Task description → Output each entry below as it stands, leaving out every picture.

----------------------------------------

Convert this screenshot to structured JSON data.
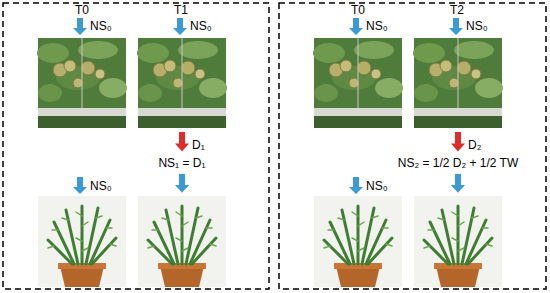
{
  "diagram": {
    "labels": [
      "T0",
      "T1",
      "NS₀",
      "NS₀",
      "D₁",
      "NS₁ = D₁",
      "NS₀",
      "T0",
      "T2",
      "NS₀",
      "NS₀",
      "D₂",
      "NS₂ = 1/2 D₂ + 1/2 TW",
      "NS₀"
    ]
  }
}
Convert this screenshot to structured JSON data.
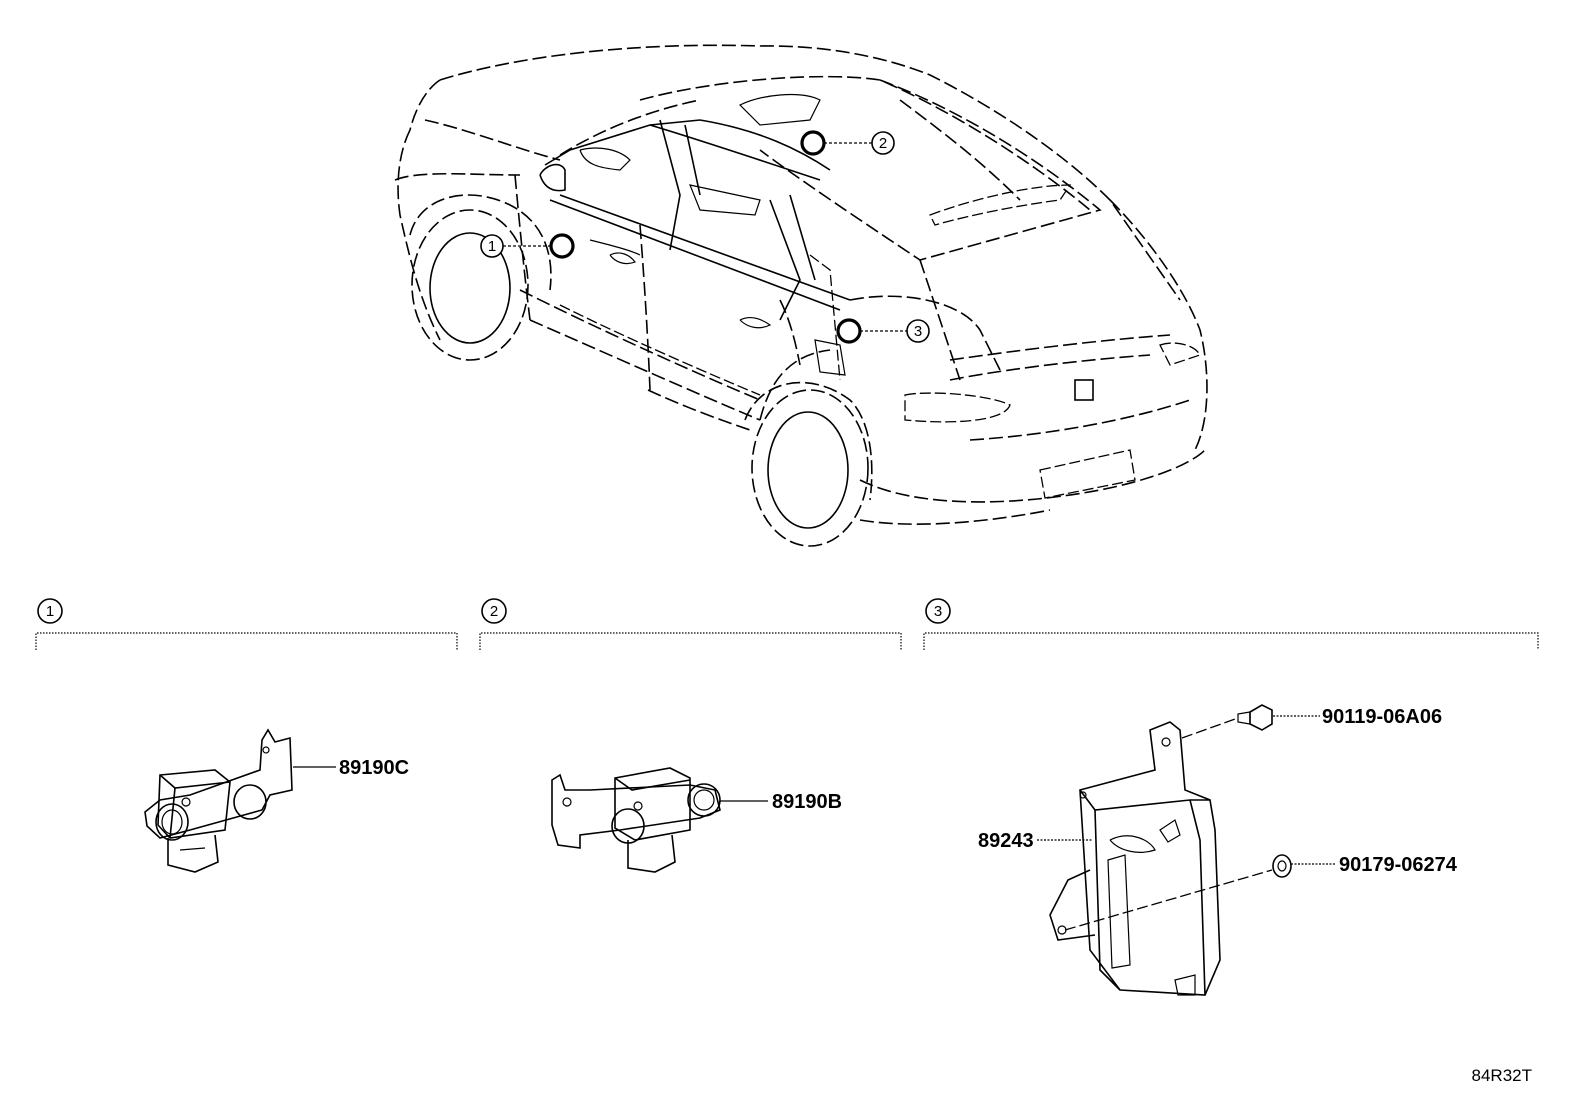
{
  "locations": [
    {
      "id": "loc1",
      "number": "1"
    },
    {
      "id": "loc2",
      "number": "2"
    },
    {
      "id": "loc3",
      "number": "3"
    }
  ],
  "sections": [
    {
      "number": "1"
    },
    {
      "number": "2"
    },
    {
      "number": "3"
    }
  ],
  "parts": {
    "sensor_front": "89190C",
    "sensor_center": "89190B",
    "ecu": "89243",
    "bolt": "90119-06A06",
    "nut": "90179-06274"
  },
  "illustration_code": "84R32T"
}
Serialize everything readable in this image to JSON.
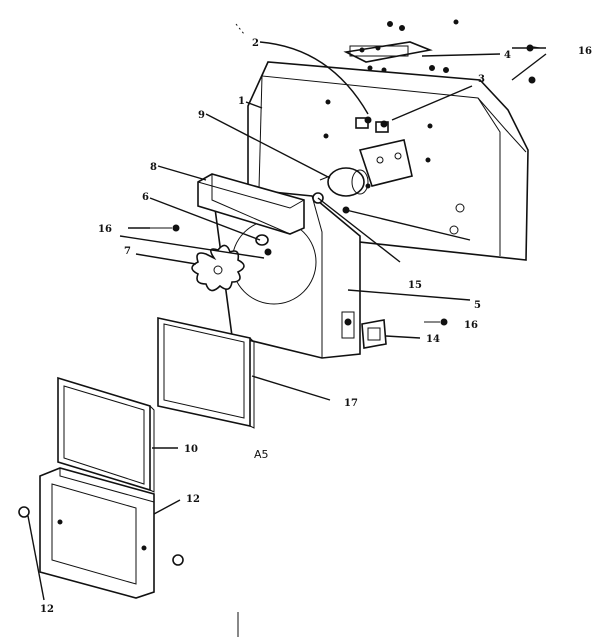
{
  "diagram_ref": "A5",
  "callouts": {
    "c1": "1",
    "c2": "2",
    "c3": "3",
    "c4": "4",
    "c5": "5",
    "c6": "6",
    "c7": "7",
    "c8": "8",
    "c9": "9",
    "c10": "10",
    "c12a": "12",
    "c12b": "12",
    "c14": "14",
    "c15": "15",
    "c16a": "16",
    "c16b": "16",
    "c16c": "16",
    "c17": "17"
  }
}
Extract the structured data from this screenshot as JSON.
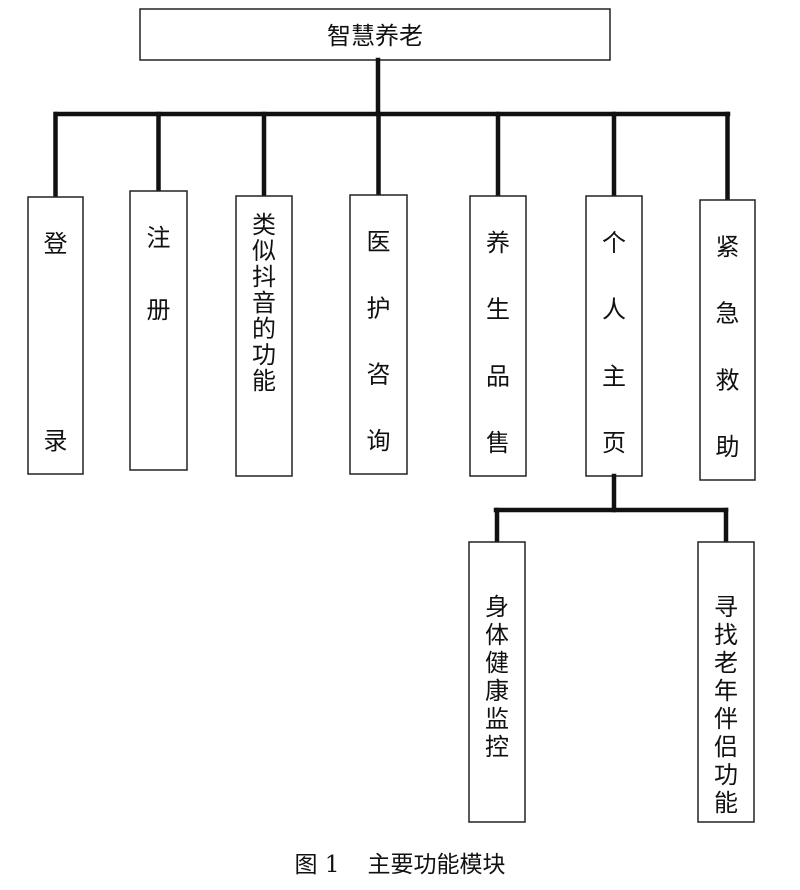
{
  "diagram": {
    "root": {
      "label": "智慧养老"
    },
    "modules": [
      {
        "id": "login",
        "label": "登录"
      },
      {
        "id": "register",
        "label": "注册"
      },
      {
        "id": "douyin",
        "label": "类似抖音的功能"
      },
      {
        "id": "consult",
        "label": "医护咨询"
      },
      {
        "id": "shop",
        "label": "养生品售"
      },
      {
        "id": "home",
        "label": "个人主页"
      },
      {
        "id": "rescue",
        "label": "紧急救助"
      }
    ],
    "submodules": [
      {
        "id": "health",
        "parent": "home",
        "label": "身体健康监控"
      },
      {
        "id": "partner",
        "parent": "home",
        "label": "寻找老年伴侣功能"
      }
    ]
  },
  "caption": {
    "number": "图 1",
    "title": "主要功能模块"
  }
}
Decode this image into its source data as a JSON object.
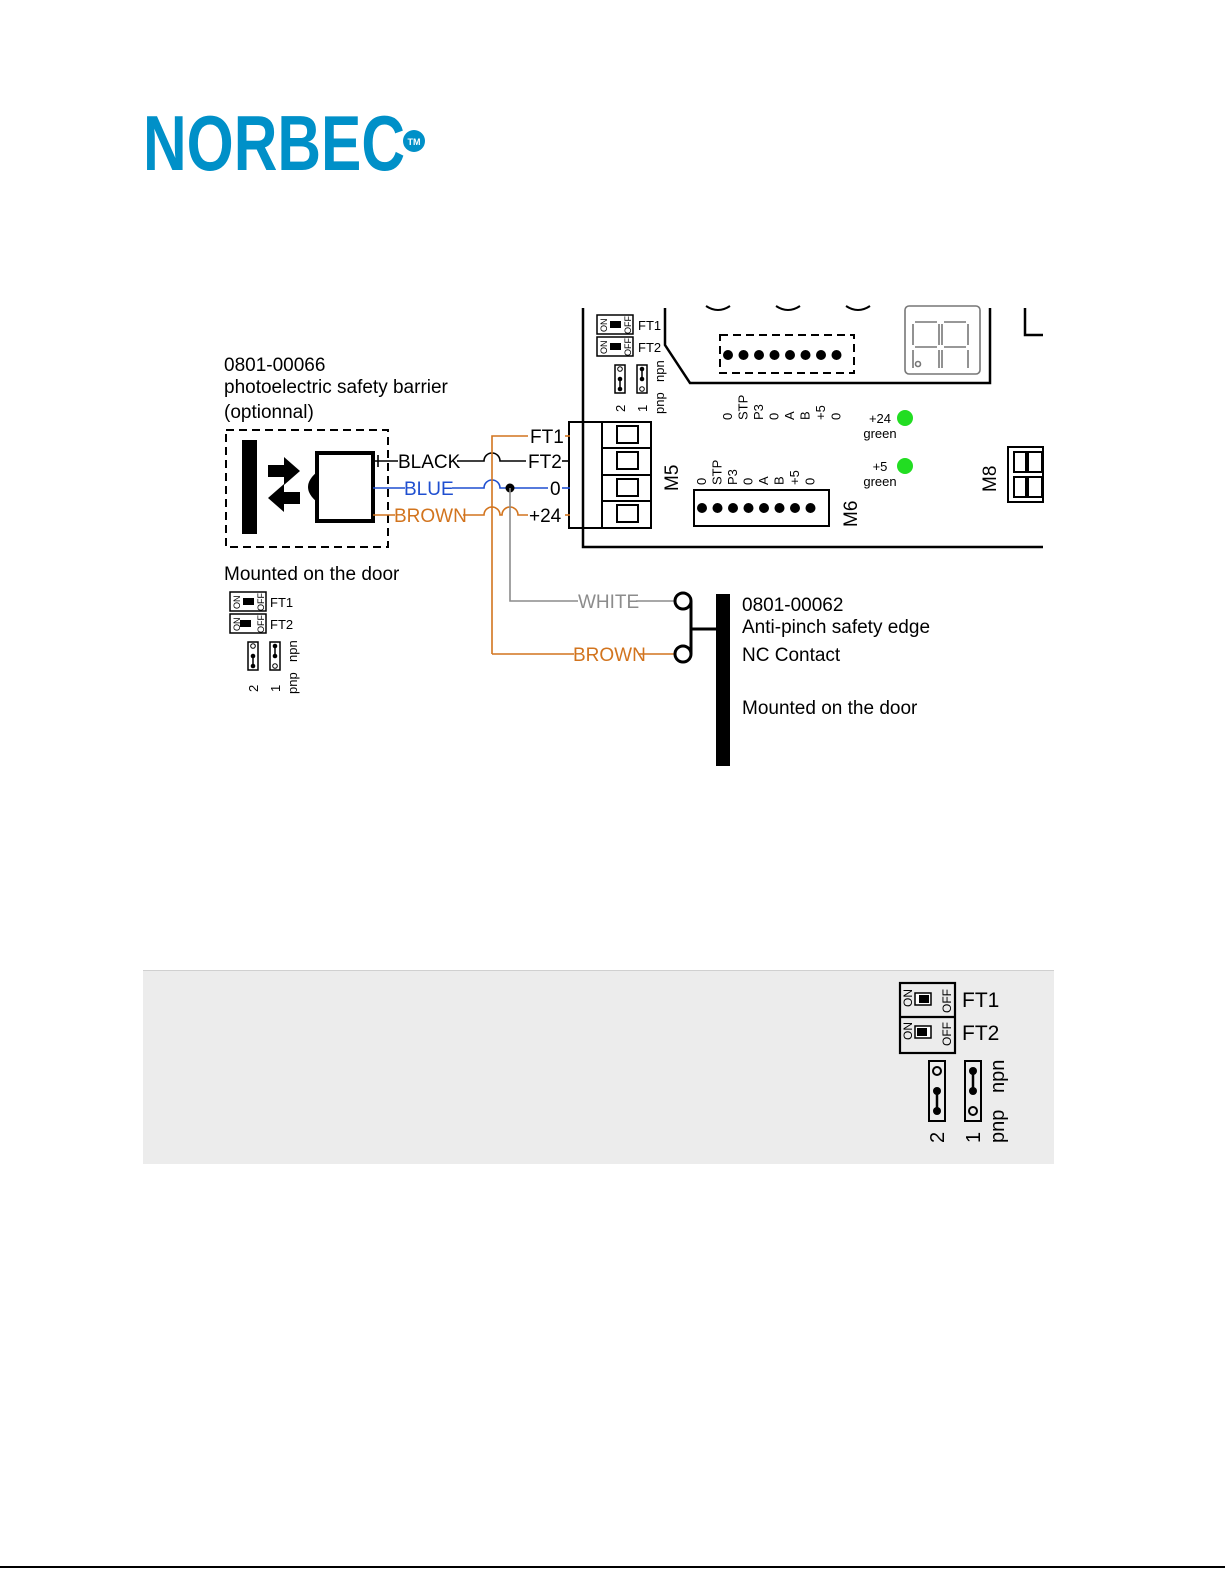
{
  "header": {
    "brand": "NORBEC",
    "trademark": "TM",
    "brand_color": "#0090c8"
  },
  "barrier": {
    "part_number": "0801-00066",
    "title": "photoelectric safety barrier",
    "note": "(optionnal)",
    "mount": "Mounted on the door"
  },
  "wires": {
    "black": "BLACK",
    "blue": "BLUE",
    "brown": "BROWN",
    "white": "WHITE",
    "brown2": "BROWN"
  },
  "wire_colors": {
    "black": "#000000",
    "blue": "#1f4fd0",
    "brown": "#d2741e",
    "white": "#8c8c8c"
  },
  "terminals": {
    "m5": [
      "FT1",
      "FT2",
      "0",
      "+24"
    ],
    "m5_label": "M5",
    "m6_label": "M6",
    "m8_label": "M8"
  },
  "m6_pins": [
    "0",
    "STP",
    "P3",
    "0",
    "A",
    "B",
    "+5",
    "0"
  ],
  "top_pins": [
    "0",
    "STP",
    "P3",
    "0",
    "A",
    "B",
    "+5",
    "0"
  ],
  "leds": [
    {
      "value": "+24",
      "color_name": "green"
    },
    {
      "value": "+5",
      "color_name": "green"
    }
  ],
  "led_color": "#22dd22",
  "edge": {
    "part_number": "0801-00062",
    "title": "Anti-pinch safety edge",
    "contact": "NC Contact",
    "mount": "Mounted on the door"
  },
  "switch": {
    "on": "ON",
    "off": "OFF",
    "ft1": "FT1",
    "ft2": "FT2",
    "j2": "2",
    "j1": "1",
    "pnp": "pnp",
    "npn": "npn"
  }
}
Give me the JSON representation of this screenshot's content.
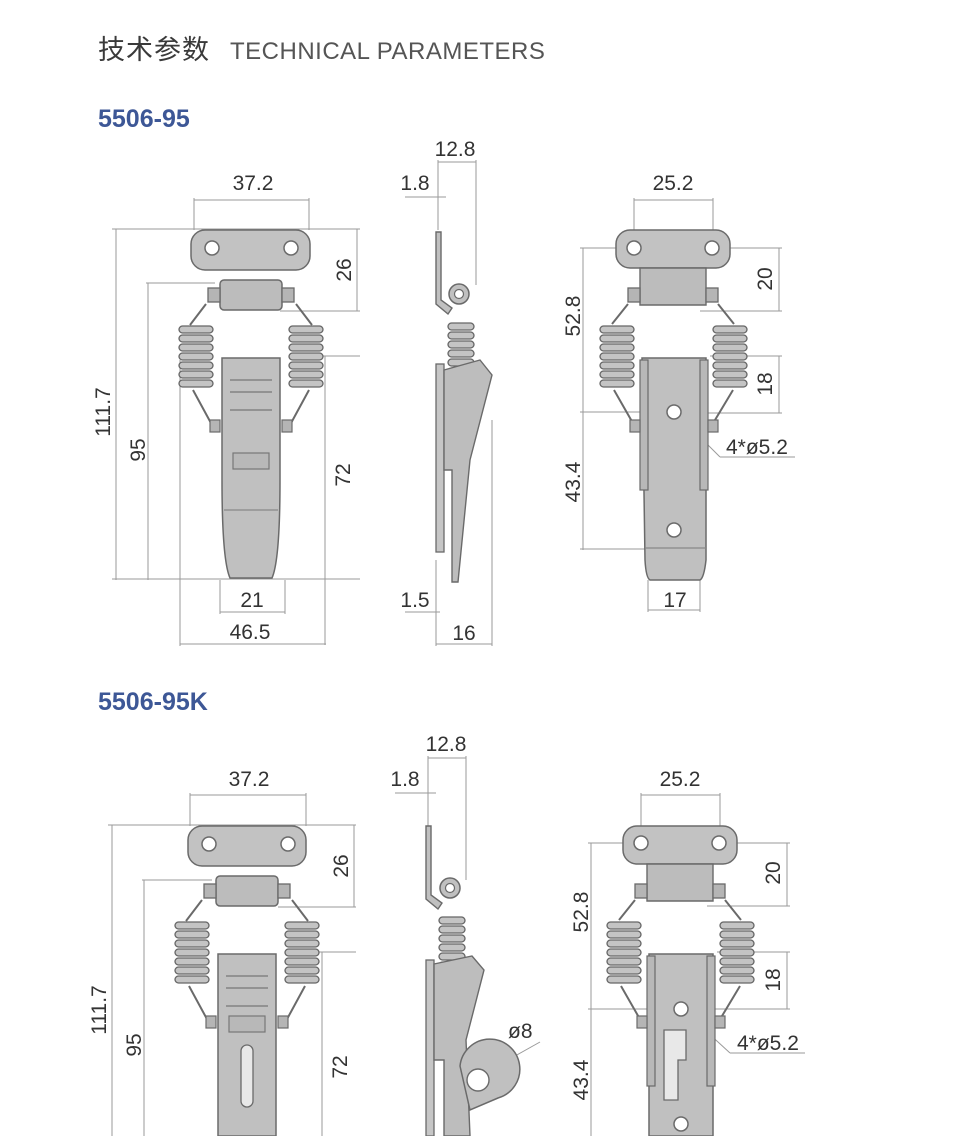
{
  "header": {
    "title_cn": "技术参数",
    "title_en": "TECHNICAL PARAMETERS"
  },
  "colors": {
    "model_title": "#3d5796",
    "part_fill": "#c2c2c2",
    "part_stroke": "#6a6a6a",
    "dim_line": "#9a9a9a"
  },
  "models": [
    {
      "name": "5506-95",
      "front": {
        "top_width": "37.2",
        "plate_height": "26",
        "total_height": "111.7",
        "hook_height": "95",
        "body_height": "72",
        "bottom_width": "21",
        "overall_width": "46.5"
      },
      "side": {
        "depth": "12.8",
        "plate_thickness": "1.8",
        "hook_thickness": "1.5",
        "hook_depth": "16"
      },
      "back": {
        "top_width": "25.2",
        "upper_height": "52.8",
        "plate_height": "20",
        "hole_spacing": "18",
        "holes": "4*ø5.2",
        "lower_height": "43.4",
        "bottom_width": "17"
      }
    },
    {
      "name": "5506-95K",
      "front": {
        "top_width": "37.2",
        "plate_height": "26",
        "total_height": "111.7",
        "hook_height": "95",
        "body_height": "72"
      },
      "side": {
        "depth": "12.8",
        "plate_thickness": "1.8",
        "loop_diameter": "ø8"
      },
      "back": {
        "top_width": "25.2",
        "upper_height": "52.8",
        "plate_height": "20",
        "hole_spacing": "18",
        "holes": "4*ø5.2",
        "lower_height": "43.4"
      }
    }
  ]
}
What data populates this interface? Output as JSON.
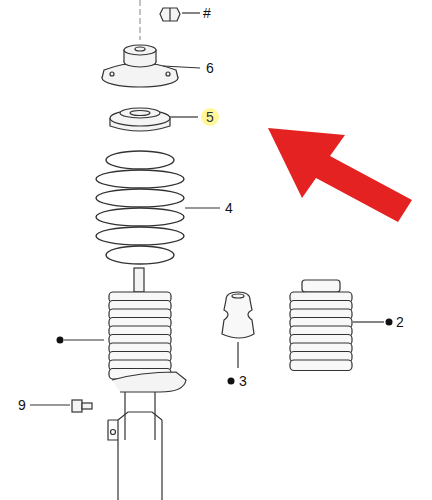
{
  "diagram": {
    "labels": [
      "#",
      "6",
      "5",
      "4",
      "2",
      "3",
      "9"
    ]
  }
}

----------------------------------------

Task result →
Convert this screenshot to structured JSON data.
{
  "diagram": {
    "labels": [
      "T0",
      "T1",
      "NS₀",
      "NS₀",
      "D₁",
      "NS₁ = D₁",
      "NS₀",
      "T0",
      "T2",
      "NS₀",
      "NS₀",
      "D₂",
      "NS₂ = 1/2 D₂ + 1/2 TW",
      "NS₀"
    ]
  }
}
Convert this screenshot to structured JSON data.
{
  "locations": [
    {
      "id": "loc1",
      "number": "1"
    },
    {
      "id": "loc2",
      "number": "2"
    },
    {
      "id": "loc3",
      "number": "3"
    }
  ],
  "sections": [
    {
      "number": "1"
    },
    {
      "number": "2"
    },
    {
      "number": "3"
    }
  ],
  "parts": {
    "sensor_front": "89190C",
    "sensor_center": "89190B",
    "ecu": "89243",
    "bolt": "90119-06A06",
    "nut": "90179-06274"
  },
  "illustration_code": "84R32T"
}
Serialize everything readable in this image to JSON.
{
  "diagram_ref": "A5",
  "callouts": {
    "c1": "1",
    "c2": "2",
    "c3": "3",
    "c4": "4",
    "c5": "5",
    "c6": "6",
    "c7": "7",
    "c8": "8",
    "c9": "9",
    "c10": "10",
    "c12a": "12",
    "c12b": "12",
    "c14": "14",
    "c15": "15",
    "c16a": "16",
    "c16b": "16",
    "c16c": "16",
    "c17": "17"
  }
}
Extract the structured data from this screenshot as JSON.
{
  "diagram": {
    "root": {
      "label": "智慧养老"
    },
    "modules": [
      {
        "id": "login",
        "label": "登录"
      },
      {
        "id": "register",
        "label": "注册"
      },
      {
        "id": "douyin",
        "label": "类似抖音的功能"
      },
      {
        "id": "consult",
        "label": "医护咨询"
      },
      {
        "id": "shop",
        "label": "养生品售"
      },
      {
        "id": "home",
        "label": "个人主页"
      },
      {
        "id": "rescue",
        "label": "紧急救助"
      }
    ],
    "submodules": [
      {
        "id": "health",
        "parent": "home",
        "label": "身体健康监控"
      },
      {
        "id": "partner",
        "parent": "home",
        "label": "寻找老年伴侣功能"
      }
    ]
  },
  "caption": {
    "number": "图 1",
    "title": "主要功能模块"
  }
}
Decode this image into its source data as a JSON object.
{
  "header": {
    "brand": "NORBEC",
    "trademark": "TM",
    "brand_color": "#0090c8"
  },
  "barrier": {
    "part_number": "0801-00066",
    "title": "photoelectric safety barrier",
    "note": "(optionnal)",
    "mount": "Mounted on the door"
  },
  "wires": {
    "black": "BLACK",
    "blue": "BLUE",
    "brown": "BROWN",
    "white": "WHITE",
    "brown2": "BROWN"
  },
  "wire_colors": {
    "black": "#000000",
    "blue": "#1f4fd0",
    "brown": "#d2741e",
    "white": "#8c8c8c"
  },
  "terminals": {
    "m5": [
      "FT1",
      "FT2",
      "0",
      "+24"
    ],
    "m5_label": "M5",
    "m6_label": "M6",
    "m8_label": "M8"
  },
  "m6_pins": [
    "0",
    "STP",
    "P3",
    "0",
    "A",
    "B",
    "+5",
    "0"
  ],
  "top_pins": [
    "0",
    "STP",
    "P3",
    "0",
    "A",
    "B",
    "+5",
    "0"
  ],
  "leds": [
    {
      "value": "+24",
      "color_name": "green"
    },
    {
      "value": "+5",
      "color_name": "green"
    }
  ],
  "led_color": "#22dd22",
  "edge": {
    "part_number": "0801-00062",
    "title": "Anti-pinch safety edge",
    "contact": "NC Contact",
    "mount": "Mounted on the door"
  },
  "switch": {
    "on": "ON",
    "off": "OFF",
    "ft1": "FT1",
    "ft2": "FT2",
    "j2": "2",
    "j1": "1",
    "pnp": "pnp",
    "npn": "npn"
  }
}
Give me the JSON representation of this screenshot's content.
{
  "header": {
    "title_cn": "技术参数",
    "title_en": "TECHNICAL PARAMETERS"
  },
  "colors": {
    "model_title": "#3d5796",
    "part_fill": "#c2c2c2",
    "part_stroke": "#6a6a6a",
    "dim_line": "#9a9a9a"
  },
  "models": [
    {
      "name": "5506-95",
      "front": {
        "top_width": "37.2",
        "plate_height": "26",
        "total_height": "111.7",
        "hook_height": "95",
        "body_height": "72",
        "bottom_width": "21",
        "overall_width": "46.5"
      },
      "side": {
        "depth": "12.8",
        "plate_thickness": "1.8",
        "hook_thickness": "1.5",
        "hook_depth": "16"
      },
      "back": {
        "top_width": "25.2",
        "upper_height": "52.8",
        "plate_height": "20",
        "hole_spacing": "18",
        "holes": "4*ø5.2",
        "lower_height": "43.4",
        "bottom_width": "17"
      }
    },
    {
      "name": "5506-95K",
      "front": {
        "top_width": "37.2",
        "plate_height": "26",
        "total_height": "111.7",
        "hook_height": "95",
        "body_height": "72"
      },
      "side": {
        "depth": "12.8",
        "plate_thickness": "1.8",
        "loop_diameter": "ø8"
      },
      "back": {
        "top_width": "25.2",
        "upper_height": "52.8",
        "plate_height": "20",
        "hole_spacing": "18",
        "holes": "4*ø5.2",
        "lower_height": "43.4"
      }
    }
  ]
}
What data populates this interface? Output as JSON.
{
  "diagram": {
    "labels": [
      "#",
      "6",
      "5",
      "4",
      "2",
      "3",
      "9"
    ]
  }
}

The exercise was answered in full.